● **WHAT IS ASKED**:
Could you print every record below exactly as it appears?

[Records from a data collection]
(begin)

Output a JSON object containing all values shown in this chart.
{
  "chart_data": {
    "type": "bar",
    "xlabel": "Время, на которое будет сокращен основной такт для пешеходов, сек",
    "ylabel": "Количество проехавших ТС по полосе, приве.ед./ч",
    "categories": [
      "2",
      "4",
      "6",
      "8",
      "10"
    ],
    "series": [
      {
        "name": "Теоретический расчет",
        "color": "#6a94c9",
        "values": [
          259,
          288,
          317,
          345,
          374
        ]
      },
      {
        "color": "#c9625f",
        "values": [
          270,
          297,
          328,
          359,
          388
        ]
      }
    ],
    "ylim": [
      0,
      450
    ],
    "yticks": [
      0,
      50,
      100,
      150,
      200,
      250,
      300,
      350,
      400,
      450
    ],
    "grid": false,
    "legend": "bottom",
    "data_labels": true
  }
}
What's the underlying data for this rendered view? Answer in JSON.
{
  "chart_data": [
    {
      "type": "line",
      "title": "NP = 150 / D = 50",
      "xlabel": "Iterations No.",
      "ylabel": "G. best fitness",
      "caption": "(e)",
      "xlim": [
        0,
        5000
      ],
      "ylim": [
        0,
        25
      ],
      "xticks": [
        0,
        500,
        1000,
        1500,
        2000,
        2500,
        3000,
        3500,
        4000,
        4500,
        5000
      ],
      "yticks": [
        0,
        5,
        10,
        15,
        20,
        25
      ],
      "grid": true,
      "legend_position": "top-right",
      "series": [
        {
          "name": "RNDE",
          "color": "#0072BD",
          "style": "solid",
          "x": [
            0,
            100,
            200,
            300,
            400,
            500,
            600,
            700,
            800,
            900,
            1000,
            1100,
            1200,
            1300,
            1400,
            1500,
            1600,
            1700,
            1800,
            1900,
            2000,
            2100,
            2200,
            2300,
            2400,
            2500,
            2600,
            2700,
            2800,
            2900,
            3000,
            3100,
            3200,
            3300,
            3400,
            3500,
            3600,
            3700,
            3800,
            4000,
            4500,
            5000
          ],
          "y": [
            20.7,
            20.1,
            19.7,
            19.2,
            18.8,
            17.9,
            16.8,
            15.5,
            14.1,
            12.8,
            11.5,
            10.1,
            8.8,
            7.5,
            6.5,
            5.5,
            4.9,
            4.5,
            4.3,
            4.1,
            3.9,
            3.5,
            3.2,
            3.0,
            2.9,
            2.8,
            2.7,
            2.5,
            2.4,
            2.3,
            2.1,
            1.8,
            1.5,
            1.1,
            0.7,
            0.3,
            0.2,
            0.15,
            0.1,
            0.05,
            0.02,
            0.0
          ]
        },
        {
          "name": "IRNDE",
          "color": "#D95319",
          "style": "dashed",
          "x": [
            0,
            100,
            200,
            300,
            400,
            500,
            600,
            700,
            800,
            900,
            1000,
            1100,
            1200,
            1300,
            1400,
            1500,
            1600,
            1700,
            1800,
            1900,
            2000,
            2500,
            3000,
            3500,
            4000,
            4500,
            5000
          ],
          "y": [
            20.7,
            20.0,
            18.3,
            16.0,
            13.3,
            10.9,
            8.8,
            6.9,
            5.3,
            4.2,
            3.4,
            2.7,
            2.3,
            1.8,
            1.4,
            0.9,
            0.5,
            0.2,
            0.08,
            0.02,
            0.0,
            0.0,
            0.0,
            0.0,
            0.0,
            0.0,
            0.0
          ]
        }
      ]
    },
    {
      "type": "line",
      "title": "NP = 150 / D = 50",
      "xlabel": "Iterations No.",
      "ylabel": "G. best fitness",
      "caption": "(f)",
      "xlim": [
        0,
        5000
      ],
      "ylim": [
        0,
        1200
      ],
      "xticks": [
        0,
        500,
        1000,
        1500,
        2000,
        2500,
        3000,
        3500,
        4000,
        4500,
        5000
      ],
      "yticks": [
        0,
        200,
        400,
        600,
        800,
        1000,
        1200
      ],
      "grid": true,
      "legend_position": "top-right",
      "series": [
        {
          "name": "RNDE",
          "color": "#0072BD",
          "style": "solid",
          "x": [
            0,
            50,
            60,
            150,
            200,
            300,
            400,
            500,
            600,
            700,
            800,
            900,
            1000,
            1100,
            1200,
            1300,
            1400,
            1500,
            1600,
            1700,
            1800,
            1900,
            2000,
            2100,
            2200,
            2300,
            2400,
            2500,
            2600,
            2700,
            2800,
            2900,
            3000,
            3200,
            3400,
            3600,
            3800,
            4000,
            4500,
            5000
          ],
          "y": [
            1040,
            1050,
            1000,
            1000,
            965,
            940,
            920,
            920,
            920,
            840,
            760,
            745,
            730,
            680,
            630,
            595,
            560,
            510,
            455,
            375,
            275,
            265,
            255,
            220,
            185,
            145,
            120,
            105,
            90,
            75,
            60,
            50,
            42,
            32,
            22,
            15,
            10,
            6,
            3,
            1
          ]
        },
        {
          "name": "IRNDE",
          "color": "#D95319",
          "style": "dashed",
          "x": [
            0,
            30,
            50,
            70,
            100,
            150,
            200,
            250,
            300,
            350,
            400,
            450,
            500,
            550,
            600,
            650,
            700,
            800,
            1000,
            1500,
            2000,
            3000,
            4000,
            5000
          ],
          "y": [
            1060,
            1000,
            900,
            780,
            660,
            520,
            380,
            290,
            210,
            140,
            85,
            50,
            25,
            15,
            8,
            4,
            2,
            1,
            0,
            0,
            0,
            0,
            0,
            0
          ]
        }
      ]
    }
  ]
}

(end)

● **PROBLEM SOLUTION**:
Output a JSON object containing all values shown in this chart.
{
  "chart_data": {
    "type": "bar",
    "xlabel": "Время, на которое будет сокращен основной такт для пешеходов, сек",
    "ylabel": "Количество проехавших ТС по полосе, приве.ед./ч",
    "categories": [
      "2",
      "4",
      "6",
      "8",
      "10"
    ],
    "series": [
      {
        "name": "Теоретический расчет",
        "color": "#6a94c9",
        "values": [
          259,
          288,
          317,
          345,
          374
        ]
      },
      {
        "color": "#c9625f",
        "values": [
          270,
          297,
          328,
          359,
          388
        ]
      }
    ],
    "ylim": [
      0,
      450
    ],
    "yticks": [
      0,
      50,
      100,
      150,
      200,
      250,
      300,
      350,
      400,
      450
    ],
    "grid": false,
    "legend": "bottom",
    "data_labels": true
  }
}
What's the underlying data for this rendered view? Answer in JSON.
{
  "chart_data": [
    {
      "type": "line",
      "title": "NP = 150 / D = 50",
      "xlabel": "Iterations No.",
      "ylabel": "G. best fitness",
      "caption": "(e)",
      "xlim": [
        0,
        5000
      ],
      "ylim": [
        0,
        25
      ],
      "xticks": [
        0,
        500,
        1000,
        1500,
        2000,
        2500,
        3000,
        3500,
        4000,
        4500,
        5000
      ],
      "yticks": [
        0,
        5,
        10,
        15,
        20,
        25
      ],
      "grid": true,
      "legend_position": "top-right",
      "series": [
        {
          "name": "RNDE",
          "color": "#0072BD",
          "style": "solid",
          "x": [
            0,
            100,
            200,
            300,
            400,
            500,
            600,
            700,
            800,
            900,
            1000,
            1100,
            1200,
            1300,
            1400,
            1500,
            1600,
            1700,
            1800,
            1900,
            2000,
            2100,
            2200,
            2300,
            2400,
            2500,
            2600,
            2700,
            2800,
            2900,
            3000,
            3100,
            3200,
            3300,
            3400,
            3500,
            3600,
            3700,
            3800,
            4000,
            4500,
            5000
          ],
          "y": [
            20.7,
            20.1,
            19.7,
            19.2,
            18.8,
            17.9,
            16.8,
            15.5,
            14.1,
            12.8,
            11.5,
            10.1,
            8.8,
            7.5,
            6.5,
            5.5,
            4.9,
            4.5,
            4.3,
            4.1,
            3.9,
            3.5,
            3.2,
            3.0,
            2.9,
            2.8,
            2.7,
            2.5,
            2.4,
            2.3,
            2.1,
            1.8,
            1.5,
            1.1,
            0.7,
            0.3,
            0.2,
            0.15,
            0.1,
            0.05,
            0.02,
            0.0
          ]
        },
        {
          "name": "IRNDE",
          "color": "#D95319",
          "style": "dashed",
          "x": [
            0,
            100,
            200,
            300,
            400,
            500,
            600,
            700,
            800,
            900,
            1000,
            1100,
            1200,
            1300,
            1400,
            1500,
            1600,
            1700,
            1800,
            1900,
            2000,
            2500,
            3000,
            3500,
            4000,
            4500,
            5000
          ],
          "y": [
            20.7,
            20.0,
            18.3,
            16.0,
            13.3,
            10.9,
            8.8,
            6.9,
            5.3,
            4.2,
            3.4,
            2.7,
            2.3,
            1.8,
            1.4,
            0.9,
            0.5,
            0.2,
            0.08,
            0.02,
            0.0,
            0.0,
            0.0,
            0.0,
            0.0,
            0.0,
            0.0
          ]
        }
      ]
    },
    {
      "type": "line",
      "title": "NP = 150 / D = 50",
      "xlabel": "Iterations No.",
      "ylabel": "G. best fitness",
      "caption": "(f)",
      "xlim": [
        0,
        5000
      ],
      "ylim": [
        0,
        1200
      ],
      "xticks": [
        0,
        500,
        1000,
        1500,
        2000,
        2500,
        3000,
        3500,
        4000,
        4500,
        5000
      ],
      "yticks": [
        0,
        200,
        400,
        600,
        800,
        1000,
        1200
      ],
      "grid": true,
      "legend_position": "top-right",
      "series": [
        {
          "name": "RNDE",
          "color": "#0072BD",
          "style": "solid",
          "x": [
            0,
            50,
            60,
            150,
            200,
            300,
            400,
            500,
            600,
            700,
            800,
            900,
            1000,
            1100,
            1200,
            1300,
            1400,
            1500,
            1600,
            1700,
            1800,
            1900,
            2000,
            2100,
            2200,
            2300,
            2400,
            2500,
            2600,
            2700,
            2800,
            2900,
            3000,
            3200,
            3400,
            3600,
            3800,
            4000,
            4500,
            5000
          ],
          "y": [
            1040,
            1050,
            1000,
            1000,
            965,
            940,
            920,
            920,
            920,
            840,
            760,
            745,
            730,
            680,
            630,
            595,
            560,
            510,
            455,
            375,
            275,
            265,
            255,
            220,
            185,
            145,
            120,
            105,
            90,
            75,
            60,
            50,
            42,
            32,
            22,
            15,
            10,
            6,
            3,
            1
          ]
        },
        {
          "name": "IRNDE",
          "color": "#D95319",
          "style": "dashed",
          "x": [
            0,
            30,
            50,
            70,
            100,
            150,
            200,
            250,
            300,
            350,
            400,
            450,
            500,
            550,
            600,
            650,
            700,
            800,
            1000,
            1500,
            2000,
            3000,
            4000,
            5000
          ],
          "y": [
            1060,
            1000,
            900,
            780,
            660,
            520,
            380,
            290,
            210,
            140,
            85,
            50,
            25,
            15,
            8,
            4,
            2,
            1,
            0,
            0,
            0,
            0,
            0,
            0
          ]
        }
      ]
    }
  ]
}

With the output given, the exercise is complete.